>>>>

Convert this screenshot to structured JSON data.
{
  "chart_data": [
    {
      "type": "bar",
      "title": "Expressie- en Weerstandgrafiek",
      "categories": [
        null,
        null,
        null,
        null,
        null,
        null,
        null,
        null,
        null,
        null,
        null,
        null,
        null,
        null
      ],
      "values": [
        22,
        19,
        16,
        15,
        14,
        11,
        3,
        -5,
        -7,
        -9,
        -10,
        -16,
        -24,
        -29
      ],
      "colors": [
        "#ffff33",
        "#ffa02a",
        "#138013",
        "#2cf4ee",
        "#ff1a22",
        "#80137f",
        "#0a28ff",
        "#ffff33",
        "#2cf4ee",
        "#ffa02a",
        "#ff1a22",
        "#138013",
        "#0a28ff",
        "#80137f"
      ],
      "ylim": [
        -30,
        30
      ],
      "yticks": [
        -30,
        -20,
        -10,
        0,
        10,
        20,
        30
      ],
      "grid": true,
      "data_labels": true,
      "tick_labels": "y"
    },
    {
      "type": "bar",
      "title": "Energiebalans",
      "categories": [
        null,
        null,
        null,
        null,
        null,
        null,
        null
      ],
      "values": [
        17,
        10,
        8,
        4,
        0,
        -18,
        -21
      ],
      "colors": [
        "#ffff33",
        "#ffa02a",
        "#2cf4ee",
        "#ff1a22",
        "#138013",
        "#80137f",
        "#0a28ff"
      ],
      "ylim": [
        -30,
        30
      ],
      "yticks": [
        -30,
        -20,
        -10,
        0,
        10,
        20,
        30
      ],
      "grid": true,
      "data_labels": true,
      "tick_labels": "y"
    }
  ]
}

<<<<

◆ **Work to be completed**: Produce an exact copy of all the records.

◆ **Answer below**:
Convert this screenshot to structured JSON data.
{
  "chart_data": [
    {
      "type": "bar",
      "title": "Expressie- en Weerstandgrafiek",
      "categories": [
        null,
        null,
        null,
        null,
        null,
        null,
        null,
        null,
        null,
        null,
        null,
        null,
        null,
        null
      ],
      "values": [
        22,
        19,
        16,
        15,
        14,
        11,
        3,
        -5,
        -7,
        -9,
        -10,
        -16,
        -24,
        -29
      ],
      "colors": [
        "#ffff33",
        "#ffa02a",
        "#138013",
        "#2cf4ee",
        "#ff1a22",
        "#80137f",
        "#0a28ff",
        "#ffff33",
        "#2cf4ee",
        "#ffa02a",
        "#ff1a22",
        "#138013",
        "#0a28ff",
        "#80137f"
      ],
      "ylim": [
        -30,
        30
      ],
      "yticks": [
        -30,
        -20,
        -10,
        0,
        10,
        20,
        30
      ],
      "grid": true,
      "data_labels": true,
      "tick_labels": "y"
    },
    {
      "type": "bar",
      "title": "Energiebalans",
      "categories": [
        null,
        null,
        null,
        null,
        null,
        null,
        null
      ],
      "values": [
        17,
        10,
        8,
        4,
        0,
        -18,
        -21
      ],
      "colors": [
        "#ffff33",
        "#ffa02a",
        "#2cf4ee",
        "#ff1a22",
        "#138013",
        "#80137f",
        "#0a28ff"
      ],
      "ylim": [
        -30,
        30
      ],
      "yticks": [
        -30,
        -20,
        -10,
        0,
        10,
        20,
        30
      ],
      "grid": true,
      "data_labels": true,
      "tick_labels": "y"
    }
  ]
}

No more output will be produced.